In the material, copy everything from the line containing "Detect and localize" down to the line containing "162, 130, 173]", both included, and replace "marker" with "data-point" throughout, leaving all else unchanged.
--- BEGIN Material shown ---
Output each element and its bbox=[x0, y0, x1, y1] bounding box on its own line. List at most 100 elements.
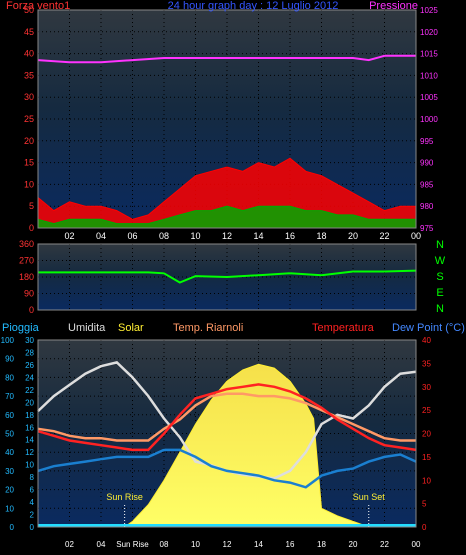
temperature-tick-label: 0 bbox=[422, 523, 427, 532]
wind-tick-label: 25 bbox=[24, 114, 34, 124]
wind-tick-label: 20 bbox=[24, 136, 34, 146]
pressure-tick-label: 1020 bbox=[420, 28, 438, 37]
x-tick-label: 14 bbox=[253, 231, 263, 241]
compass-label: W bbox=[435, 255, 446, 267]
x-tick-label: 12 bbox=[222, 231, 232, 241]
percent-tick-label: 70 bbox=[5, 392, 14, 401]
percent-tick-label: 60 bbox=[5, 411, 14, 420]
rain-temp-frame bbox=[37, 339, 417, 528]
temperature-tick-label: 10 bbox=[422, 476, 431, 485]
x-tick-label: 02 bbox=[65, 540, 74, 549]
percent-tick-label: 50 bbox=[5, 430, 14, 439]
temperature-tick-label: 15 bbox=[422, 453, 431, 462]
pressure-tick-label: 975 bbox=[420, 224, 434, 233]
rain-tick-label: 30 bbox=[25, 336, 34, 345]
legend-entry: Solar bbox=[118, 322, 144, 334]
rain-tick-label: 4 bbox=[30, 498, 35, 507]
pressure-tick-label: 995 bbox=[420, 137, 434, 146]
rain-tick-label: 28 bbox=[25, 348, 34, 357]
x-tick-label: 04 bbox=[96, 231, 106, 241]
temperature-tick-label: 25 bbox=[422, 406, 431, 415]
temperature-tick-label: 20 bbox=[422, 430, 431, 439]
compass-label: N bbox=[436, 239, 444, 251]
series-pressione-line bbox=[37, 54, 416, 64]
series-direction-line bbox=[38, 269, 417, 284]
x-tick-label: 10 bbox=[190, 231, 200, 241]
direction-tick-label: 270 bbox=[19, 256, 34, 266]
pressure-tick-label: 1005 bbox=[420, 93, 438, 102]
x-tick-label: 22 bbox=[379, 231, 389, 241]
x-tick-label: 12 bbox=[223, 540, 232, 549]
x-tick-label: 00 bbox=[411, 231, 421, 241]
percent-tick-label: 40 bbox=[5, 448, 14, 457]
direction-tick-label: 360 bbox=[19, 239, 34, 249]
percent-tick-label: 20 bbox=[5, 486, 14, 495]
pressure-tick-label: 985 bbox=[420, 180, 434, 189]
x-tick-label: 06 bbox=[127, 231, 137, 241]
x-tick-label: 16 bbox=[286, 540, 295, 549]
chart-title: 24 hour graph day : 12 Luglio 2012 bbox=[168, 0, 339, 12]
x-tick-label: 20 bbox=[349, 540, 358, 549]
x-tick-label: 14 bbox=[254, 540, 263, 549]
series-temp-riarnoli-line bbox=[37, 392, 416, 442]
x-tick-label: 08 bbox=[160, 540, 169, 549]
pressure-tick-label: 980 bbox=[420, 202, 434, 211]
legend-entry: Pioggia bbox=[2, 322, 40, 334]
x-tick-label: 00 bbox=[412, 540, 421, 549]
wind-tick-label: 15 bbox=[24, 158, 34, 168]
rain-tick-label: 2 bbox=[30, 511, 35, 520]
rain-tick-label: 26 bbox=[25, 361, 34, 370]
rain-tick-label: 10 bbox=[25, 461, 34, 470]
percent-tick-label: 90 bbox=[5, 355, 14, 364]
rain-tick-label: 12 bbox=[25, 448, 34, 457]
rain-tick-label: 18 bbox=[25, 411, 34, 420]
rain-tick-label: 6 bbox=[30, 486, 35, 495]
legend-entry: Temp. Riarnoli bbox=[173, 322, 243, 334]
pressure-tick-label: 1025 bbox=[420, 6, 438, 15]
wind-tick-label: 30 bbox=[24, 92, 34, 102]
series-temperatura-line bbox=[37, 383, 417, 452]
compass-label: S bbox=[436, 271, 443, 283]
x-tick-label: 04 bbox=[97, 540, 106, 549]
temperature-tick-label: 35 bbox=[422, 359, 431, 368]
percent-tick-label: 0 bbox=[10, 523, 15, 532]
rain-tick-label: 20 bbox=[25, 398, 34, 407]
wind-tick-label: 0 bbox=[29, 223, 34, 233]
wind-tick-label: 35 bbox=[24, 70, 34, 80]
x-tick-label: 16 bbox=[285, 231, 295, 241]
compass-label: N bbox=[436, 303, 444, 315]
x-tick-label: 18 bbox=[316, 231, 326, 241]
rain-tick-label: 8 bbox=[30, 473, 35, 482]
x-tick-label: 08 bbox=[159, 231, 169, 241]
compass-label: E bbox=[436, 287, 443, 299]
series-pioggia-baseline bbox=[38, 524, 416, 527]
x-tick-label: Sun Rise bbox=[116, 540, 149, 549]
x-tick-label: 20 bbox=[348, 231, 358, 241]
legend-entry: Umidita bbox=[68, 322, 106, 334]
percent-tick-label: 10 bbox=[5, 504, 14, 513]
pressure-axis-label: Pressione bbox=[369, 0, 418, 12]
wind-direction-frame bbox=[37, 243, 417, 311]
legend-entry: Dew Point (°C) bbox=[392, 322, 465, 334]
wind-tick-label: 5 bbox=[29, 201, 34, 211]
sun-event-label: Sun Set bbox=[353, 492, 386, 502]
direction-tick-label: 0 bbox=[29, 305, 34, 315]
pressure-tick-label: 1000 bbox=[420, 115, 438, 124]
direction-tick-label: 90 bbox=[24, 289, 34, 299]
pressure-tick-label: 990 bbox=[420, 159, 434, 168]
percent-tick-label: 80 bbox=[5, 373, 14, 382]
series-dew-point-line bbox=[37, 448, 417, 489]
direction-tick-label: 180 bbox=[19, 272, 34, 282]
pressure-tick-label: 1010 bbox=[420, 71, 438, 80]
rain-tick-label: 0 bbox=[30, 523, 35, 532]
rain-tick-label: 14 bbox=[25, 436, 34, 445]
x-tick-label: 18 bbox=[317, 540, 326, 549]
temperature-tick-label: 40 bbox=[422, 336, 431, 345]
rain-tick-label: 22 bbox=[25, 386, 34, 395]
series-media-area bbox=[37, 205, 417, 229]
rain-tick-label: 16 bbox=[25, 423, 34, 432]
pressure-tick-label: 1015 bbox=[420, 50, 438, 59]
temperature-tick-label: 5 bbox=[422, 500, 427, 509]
--- END Material shown ---
--- BEGIN Material shown ---
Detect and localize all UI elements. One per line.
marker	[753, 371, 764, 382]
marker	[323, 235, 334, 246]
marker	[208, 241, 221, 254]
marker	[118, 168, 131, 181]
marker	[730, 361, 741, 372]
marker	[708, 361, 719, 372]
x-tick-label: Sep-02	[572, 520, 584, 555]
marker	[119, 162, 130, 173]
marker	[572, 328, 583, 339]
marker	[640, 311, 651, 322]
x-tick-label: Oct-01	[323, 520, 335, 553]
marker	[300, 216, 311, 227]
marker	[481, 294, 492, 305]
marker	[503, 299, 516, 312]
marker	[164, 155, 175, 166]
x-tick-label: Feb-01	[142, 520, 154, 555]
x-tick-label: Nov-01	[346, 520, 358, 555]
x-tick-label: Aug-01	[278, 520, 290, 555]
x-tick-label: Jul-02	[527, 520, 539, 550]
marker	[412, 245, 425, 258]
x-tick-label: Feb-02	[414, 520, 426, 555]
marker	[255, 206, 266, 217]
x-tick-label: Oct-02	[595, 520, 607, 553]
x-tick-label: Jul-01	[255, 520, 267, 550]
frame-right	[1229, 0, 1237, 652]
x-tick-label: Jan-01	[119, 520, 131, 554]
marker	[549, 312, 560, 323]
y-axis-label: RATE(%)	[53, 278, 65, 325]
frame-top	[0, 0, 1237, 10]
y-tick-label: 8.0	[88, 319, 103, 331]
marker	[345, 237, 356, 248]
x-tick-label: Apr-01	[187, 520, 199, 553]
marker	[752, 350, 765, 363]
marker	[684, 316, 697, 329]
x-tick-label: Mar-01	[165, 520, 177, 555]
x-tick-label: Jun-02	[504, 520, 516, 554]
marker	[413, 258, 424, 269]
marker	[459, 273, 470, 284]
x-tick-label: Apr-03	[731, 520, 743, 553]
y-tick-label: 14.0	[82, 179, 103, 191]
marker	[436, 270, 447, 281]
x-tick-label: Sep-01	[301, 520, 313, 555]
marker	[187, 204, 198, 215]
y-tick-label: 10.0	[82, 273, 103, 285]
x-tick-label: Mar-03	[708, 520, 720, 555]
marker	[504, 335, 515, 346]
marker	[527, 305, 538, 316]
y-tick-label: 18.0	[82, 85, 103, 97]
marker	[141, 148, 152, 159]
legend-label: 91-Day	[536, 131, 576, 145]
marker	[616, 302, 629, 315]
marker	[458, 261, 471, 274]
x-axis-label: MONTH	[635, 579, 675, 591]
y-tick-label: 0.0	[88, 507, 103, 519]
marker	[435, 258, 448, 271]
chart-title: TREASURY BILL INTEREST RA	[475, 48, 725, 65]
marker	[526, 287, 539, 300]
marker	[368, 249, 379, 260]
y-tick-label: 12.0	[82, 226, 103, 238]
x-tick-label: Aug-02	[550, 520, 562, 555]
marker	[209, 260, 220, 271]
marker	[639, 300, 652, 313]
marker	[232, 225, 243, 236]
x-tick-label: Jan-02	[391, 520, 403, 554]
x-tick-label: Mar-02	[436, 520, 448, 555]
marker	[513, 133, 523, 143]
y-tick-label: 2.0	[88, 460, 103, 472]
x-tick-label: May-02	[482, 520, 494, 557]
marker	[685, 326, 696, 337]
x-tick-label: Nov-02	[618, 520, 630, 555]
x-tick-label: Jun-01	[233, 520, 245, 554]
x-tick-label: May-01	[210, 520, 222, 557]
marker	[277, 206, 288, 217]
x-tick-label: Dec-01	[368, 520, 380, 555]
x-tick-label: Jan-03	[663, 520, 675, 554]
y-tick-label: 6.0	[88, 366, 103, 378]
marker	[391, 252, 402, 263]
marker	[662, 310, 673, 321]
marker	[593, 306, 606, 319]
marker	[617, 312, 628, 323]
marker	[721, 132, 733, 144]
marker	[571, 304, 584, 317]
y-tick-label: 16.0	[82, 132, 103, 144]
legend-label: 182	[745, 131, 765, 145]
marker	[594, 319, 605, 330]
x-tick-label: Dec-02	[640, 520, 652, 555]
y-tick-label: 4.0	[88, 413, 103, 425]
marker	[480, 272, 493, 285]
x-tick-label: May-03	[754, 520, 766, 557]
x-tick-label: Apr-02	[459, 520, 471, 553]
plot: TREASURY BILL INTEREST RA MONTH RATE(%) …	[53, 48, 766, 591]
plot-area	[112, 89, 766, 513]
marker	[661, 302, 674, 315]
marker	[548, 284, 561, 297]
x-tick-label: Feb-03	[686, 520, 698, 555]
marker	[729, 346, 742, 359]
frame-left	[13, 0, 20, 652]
--- END Material shown ---
◆ Task output ◆
Detect and localize all UI elements. One per line.
data-point	[753, 371, 764, 382]
data-point	[323, 235, 334, 246]
data-point	[208, 241, 221, 254]
data-point	[118, 168, 131, 181]
data-point	[730, 361, 741, 372]
data-point	[708, 361, 719, 372]
x-tick-label: Sep-02	[572, 520, 584, 555]
data-point	[119, 162, 130, 173]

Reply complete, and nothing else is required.